Please retype the data in full and exactly; the pictures are not part of the copy.

+++ PROVIDED DATA

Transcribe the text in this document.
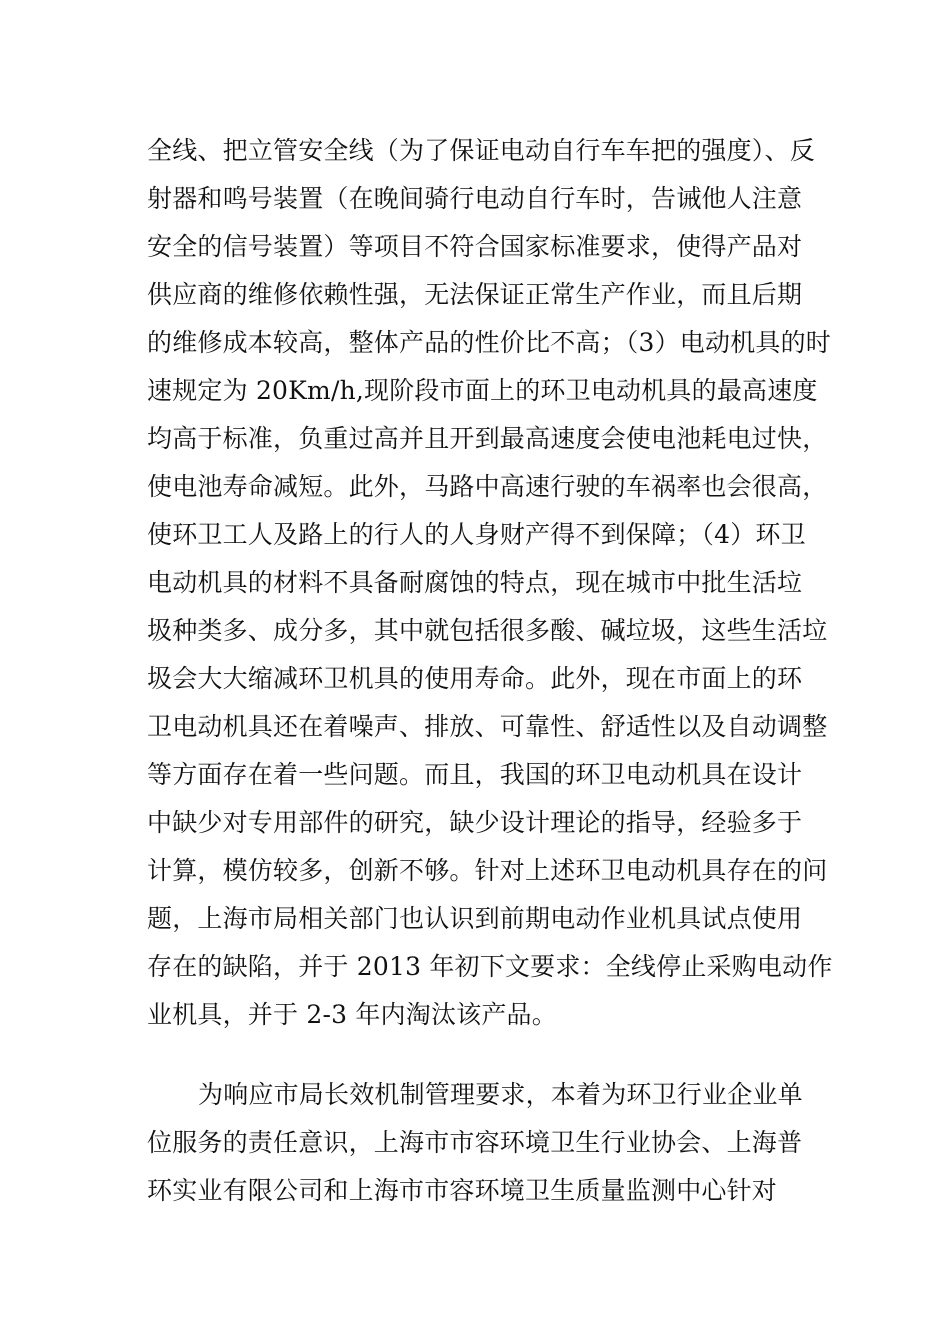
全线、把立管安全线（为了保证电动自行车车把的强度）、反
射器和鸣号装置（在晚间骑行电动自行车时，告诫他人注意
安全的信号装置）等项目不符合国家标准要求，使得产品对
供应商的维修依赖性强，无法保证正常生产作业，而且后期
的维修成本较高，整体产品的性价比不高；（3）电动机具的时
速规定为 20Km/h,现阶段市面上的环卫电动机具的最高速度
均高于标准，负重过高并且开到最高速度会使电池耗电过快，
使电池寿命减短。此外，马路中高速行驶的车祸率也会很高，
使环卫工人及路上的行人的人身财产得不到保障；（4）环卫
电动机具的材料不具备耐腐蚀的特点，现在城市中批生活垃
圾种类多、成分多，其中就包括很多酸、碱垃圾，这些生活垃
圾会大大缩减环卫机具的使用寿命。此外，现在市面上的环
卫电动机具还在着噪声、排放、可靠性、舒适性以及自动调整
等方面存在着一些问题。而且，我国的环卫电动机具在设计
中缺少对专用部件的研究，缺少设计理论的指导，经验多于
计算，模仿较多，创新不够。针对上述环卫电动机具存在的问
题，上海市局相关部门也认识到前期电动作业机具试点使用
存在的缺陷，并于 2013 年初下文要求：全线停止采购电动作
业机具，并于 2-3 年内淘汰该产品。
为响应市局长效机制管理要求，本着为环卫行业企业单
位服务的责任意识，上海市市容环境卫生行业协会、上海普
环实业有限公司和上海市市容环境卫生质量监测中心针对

++++++

TASK OUTPUT:
Transcribe the text in this document.
全线、把立管安全线（为了保证电动自行车车把的强度）、反
射器和鸣号装置（在晚间骑行电动自行车时，告诫他人注意
安全的信号装置）等项目不符合国家标准要求，使得产品对
供应商的维修依赖性强，无法保证正常生产作业，而且后期
的维修成本较高，整体产品的性价比不高；（3）电动机具的时
速规定为 20Km/h,现阶段市面上的环卫电动机具的最高速度
均高于标准，负重过高并且开到最高速度会使电池耗电过快，
使电池寿命减短。此外，马路中高速行驶的车祸率也会很高，
使环卫工人及路上的行人的人身财产得不到保障；（4）环卫
电动机具的材料不具备耐腐蚀的特点，现在城市中批生活垃
圾种类多、成分多，其中就包括很多酸、碱垃圾，这些生活垃
圾会大大缩减环卫机具的使用寿命。此外，现在市面上的环
卫电动机具还在着噪声、排放、可靠性、舒适性以及自动调整
等方面存在着一些问题。而且，我国的环卫电动机具在设计
中缺少对专用部件的研究，缺少设计理论的指导，经验多于
计算，模仿较多，创新不够。针对上述环卫电动机具存在的问
题，上海市局相关部门也认识到前期电动作业机具试点使用
存在的缺陷，并于 2013 年初下文要求：全线停止采购电动作
业机具，并于 2-3 年内淘汰该产品。
为响应市局长效机制管理要求，本着为环卫行业企业单
位服务的责任意识，上海市市容环境卫生行业协会、上海普
环实业有限公司和上海市市容环境卫生质量监测中心针对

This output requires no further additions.